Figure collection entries
========

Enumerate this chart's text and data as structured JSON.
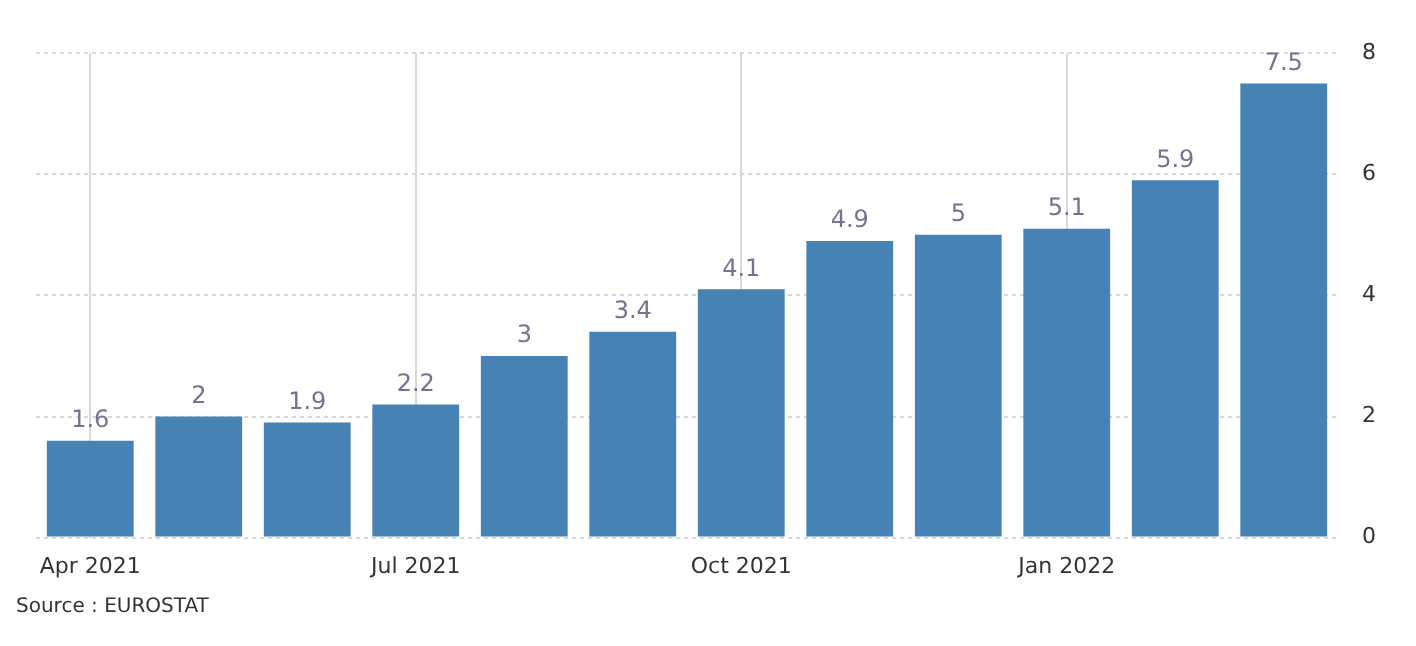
{
  "chart_data": {
    "type": "bar",
    "categories": [
      "Apr 2021",
      null,
      null,
      "Jul 2021",
      null,
      null,
      "Oct 2021",
      null,
      null,
      "Jan 2022",
      null,
      null
    ],
    "values": [
      1.6,
      2,
      1.9,
      2.2,
      3,
      3.4,
      4.1,
      4.9,
      5,
      5.1,
      5.9,
      7.5
    ],
    "color": "#4682b4",
    "ylim": [
      0,
      8
    ],
    "yticks": [
      0,
      2,
      4,
      6,
      8
    ],
    "grid": true,
    "data_labels": true,
    "annotations": [
      "Source : EUROSTAT"
    ]
  }
}
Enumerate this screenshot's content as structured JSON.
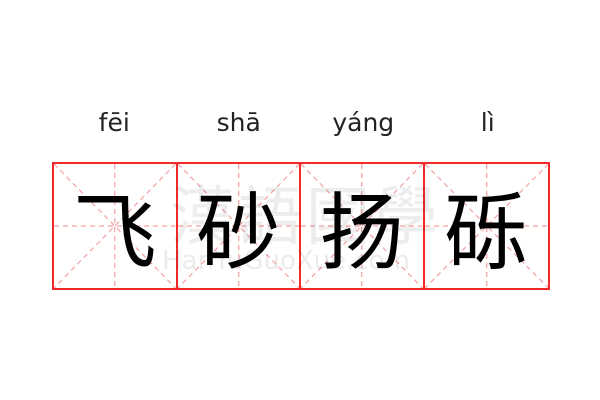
{
  "pinyin": [
    "fēi",
    "shā",
    "yáng",
    "lì"
  ],
  "characters": [
    "飞",
    "砂",
    "扬",
    "砾"
  ],
  "watermark": {
    "chinese": "漢語國學",
    "latin": "HanYuGuoXue.com"
  },
  "colors": {
    "grid_border": "#f02a2a",
    "guide_lines": "#f5a0a0",
    "text": "#000000"
  }
}
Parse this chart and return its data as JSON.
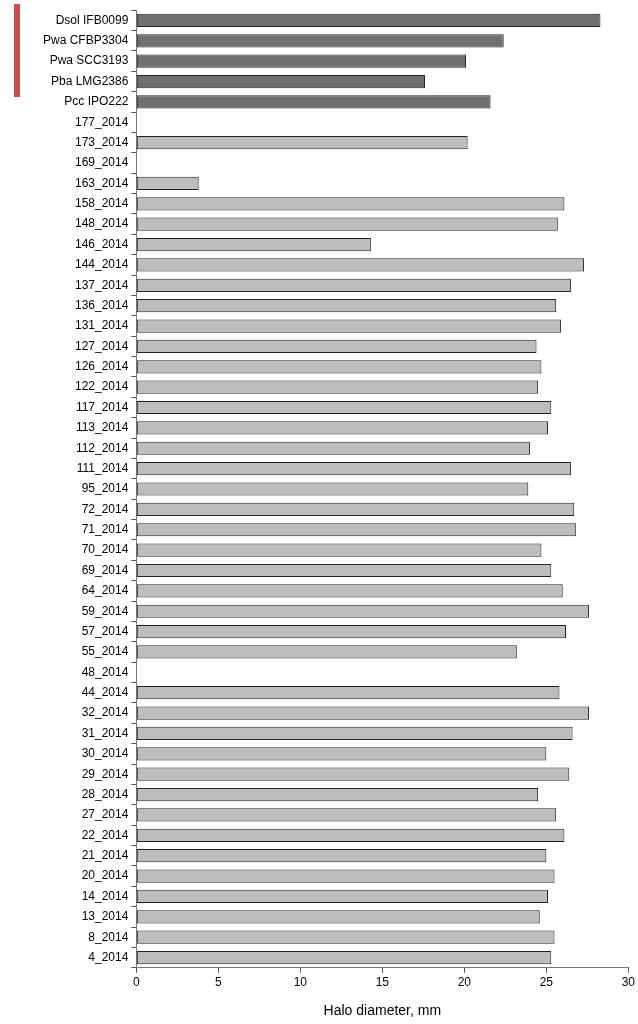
{
  "chart_data": {
    "type": "bar",
    "orientation": "horizontal",
    "xlabel": "Halo diameter, mm",
    "categories": [
      "Dsol IFB0099",
      "Pwa CFBP3304",
      "Pwa SCC3193",
      "Pba LMG2386",
      "Pcc IPO222",
      "177_2014",
      "173_2014",
      "169_2014",
      "163_2014",
      "158_2014",
      "148_2014",
      "146_2014",
      "144_2014",
      "137_2014",
      "136_2014",
      "131_2014",
      "127_2014",
      "126_2014",
      "122_2014",
      "117_2014",
      "113_2014",
      "112_2014",
      "111_2014",
      "95_2014",
      "72_2014",
      "71_2014",
      "70_2014",
      "69_2014",
      "64_2014",
      "59_2014",
      "57_2014",
      "55_2014",
      "48_2014",
      "44_2014",
      "32_2014",
      "31_2014",
      "30_2014",
      "29_2014",
      "28_2014",
      "27_2014",
      "22_2014",
      "21_2014",
      "20_2014",
      "14_2014",
      "13_2014",
      "8_2014",
      "4_2014"
    ],
    "values": [
      28.3,
      22.4,
      20.1,
      17.6,
      21.6,
      null,
      20.2,
      null,
      3.8,
      26.1,
      25.7,
      14.3,
      27.3,
      26.5,
      25.6,
      25.9,
      24.4,
      24.7,
      24.5,
      25.3,
      25.1,
      24.0,
      26.5,
      23.9,
      26.7,
      26.8,
      24.7,
      25.3,
      26.0,
      27.6,
      26.2,
      23.2,
      null,
      25.8,
      27.6,
      26.6,
      25.0,
      26.4,
      24.5,
      25.6,
      26.1,
      25.0,
      25.5,
      25.1,
      24.6,
      25.5,
      25.3
    ],
    "colors": [
      "#707070",
      "#707070",
      "#707070",
      "#707070",
      "#707070",
      "#bdbdbd",
      "#bdbdbd",
      "#bdbdbd",
      "#bdbdbd",
      "#bdbdbd",
      "#bdbdbd",
      "#bdbdbd",
      "#bdbdbd",
      "#bdbdbd",
      "#bdbdbd",
      "#bdbdbd",
      "#bdbdbd",
      "#bdbdbd",
      "#bdbdbd",
      "#bdbdbd",
      "#bdbdbd",
      "#bdbdbd",
      "#bdbdbd",
      "#bdbdbd",
      "#bdbdbd",
      "#bdbdbd",
      "#bdbdbd",
      "#bdbdbd",
      "#bdbdbd",
      "#bdbdbd",
      "#bdbdbd",
      "#bdbdbd",
      "#bdbdbd",
      "#bdbdbd",
      "#bdbdbd",
      "#bdbdbd",
      "#bdbdbd",
      "#bdbdbd",
      "#bdbdbd",
      "#bdbdbd",
      "#bdbdbd",
      "#bdbdbd",
      "#bdbdbd",
      "#bdbdbd",
      "#bdbdbd",
      "#bdbdbd",
      "#bdbdbd"
    ],
    "xlim": [
      0,
      30
    ],
    "xticks": [
      0,
      5,
      10,
      15,
      20,
      25,
      30
    ],
    "grid": false,
    "legend": false
  }
}
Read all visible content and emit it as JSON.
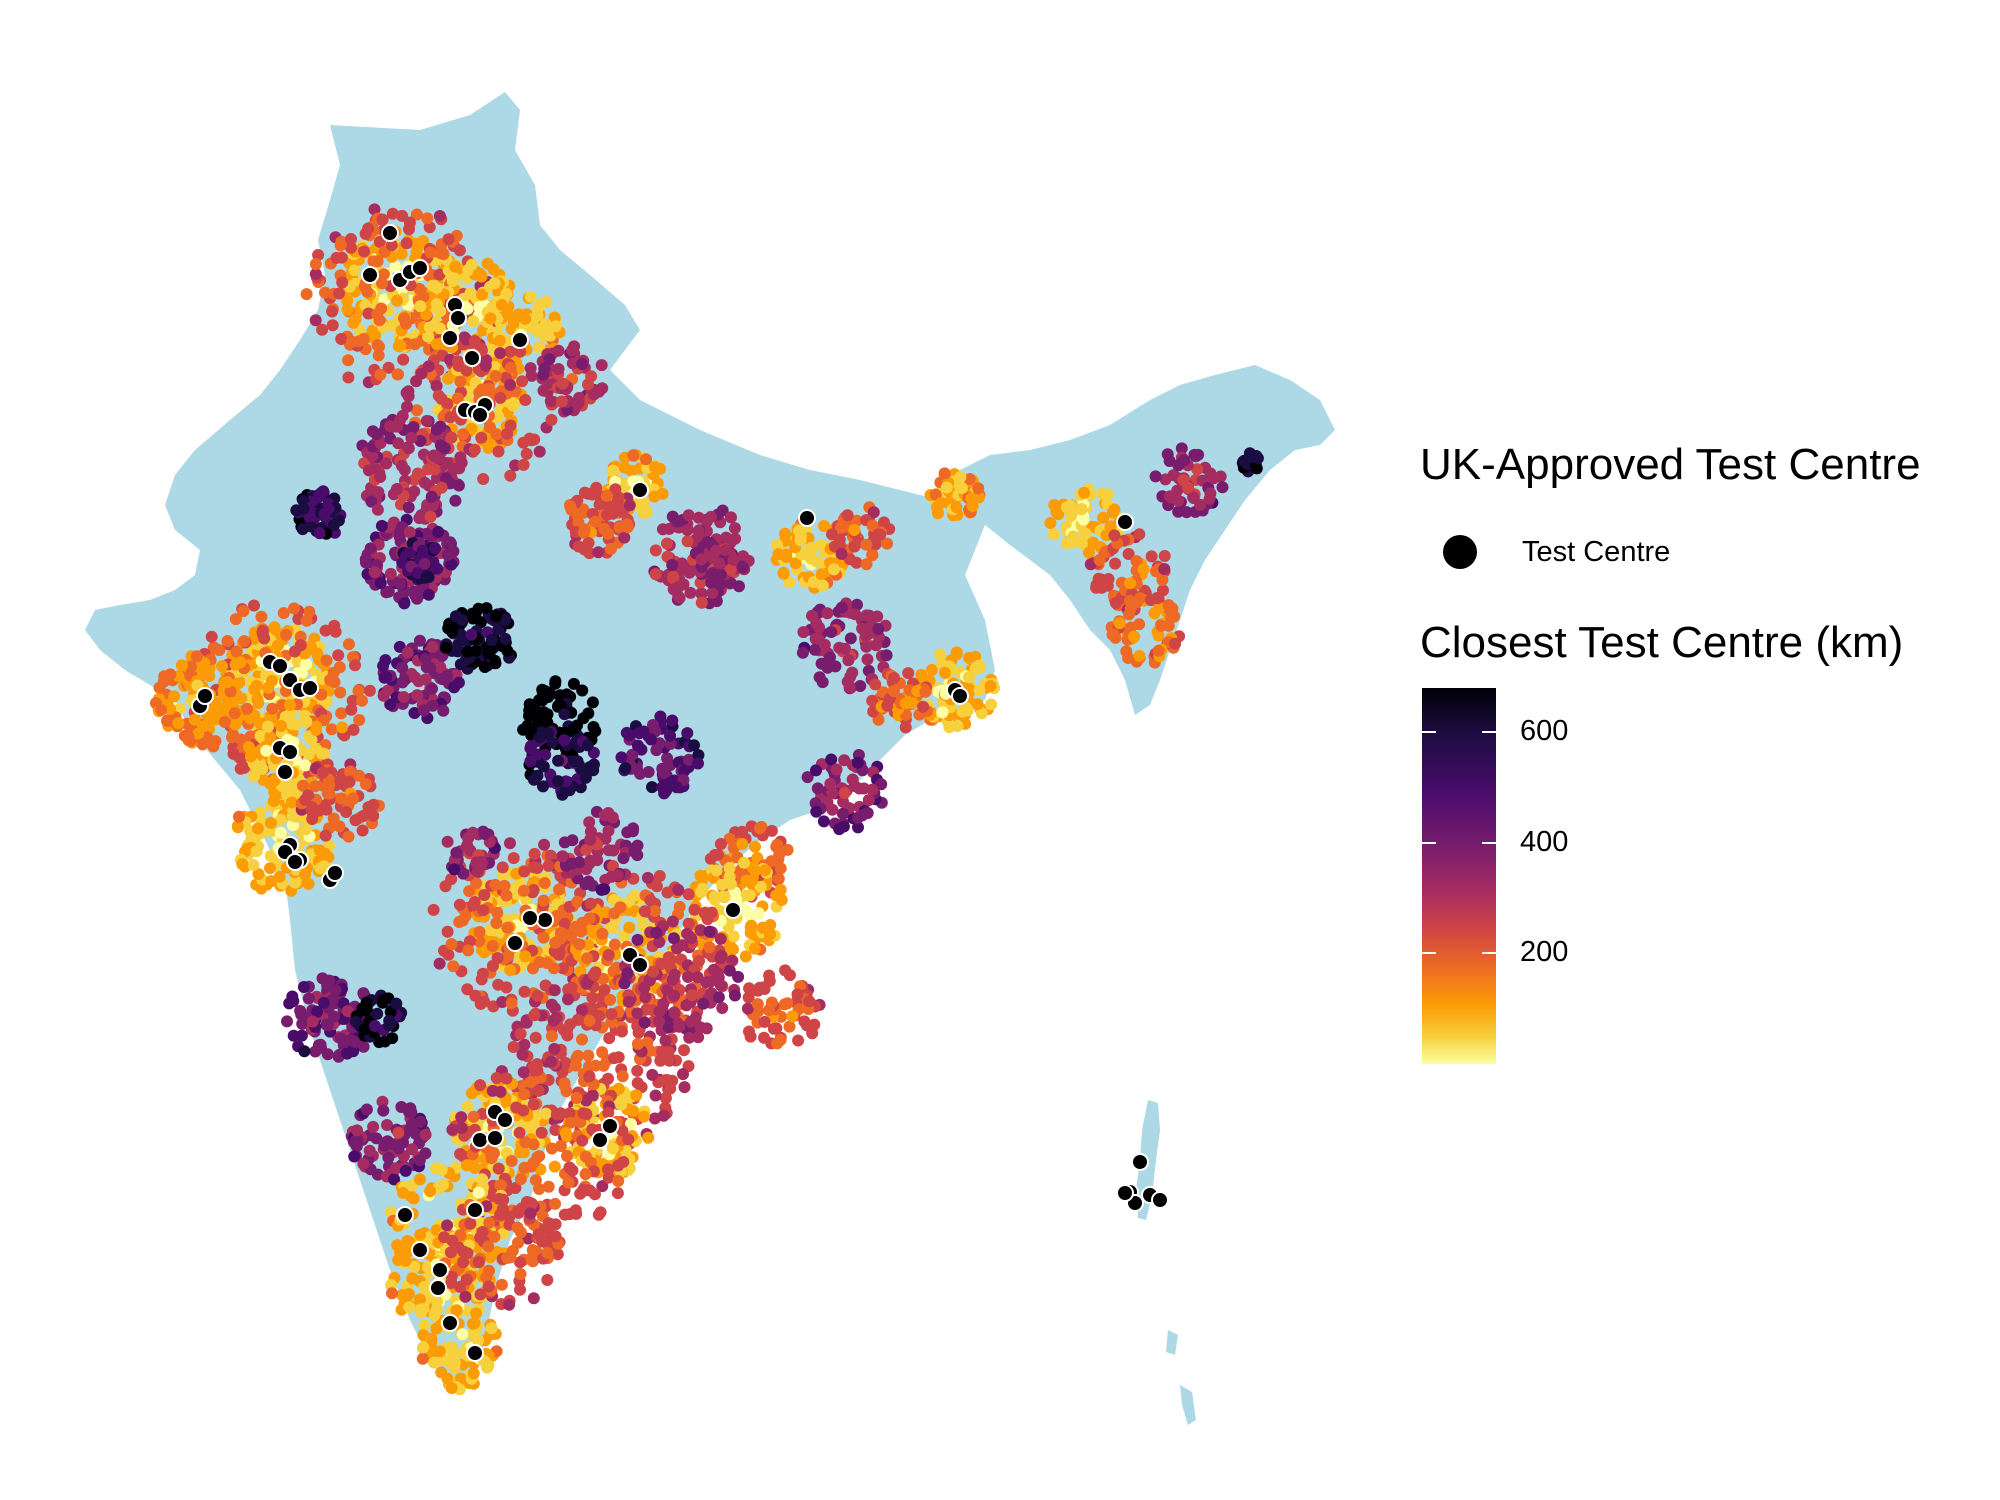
{
  "legend": {
    "centre_title": "UK-Approved Test Centre",
    "centre_key_label": "Test Centre",
    "distance_title": "Closest Test Centre (km)",
    "colorbar_ticks": [
      "600",
      "400",
      "200"
    ],
    "colorbar_tick_values": [
      600,
      400,
      200
    ],
    "colorbar_max": 680,
    "palette": "inferno (reversed)"
  },
  "colors": {
    "land": "#add8e6",
    "test_centre": "#000000",
    "near": "#fcffa4",
    "far": "#000004"
  },
  "chart_data": {
    "type": "map",
    "region": "India",
    "point_layers": [
      {
        "name": "Test Centre",
        "color": "#000000"
      },
      {
        "name": "Closest Test Centre (km)",
        "scale": "continuous",
        "min": 0,
        "max": 680
      }
    ]
  }
}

========

Short problem
Gather each line that holds "this".

The answer
Enumerate this chart's text and data as structured JSON.
Enumerate this screenshot's content as structured JSON.
Parse this chart and return its data as JSON.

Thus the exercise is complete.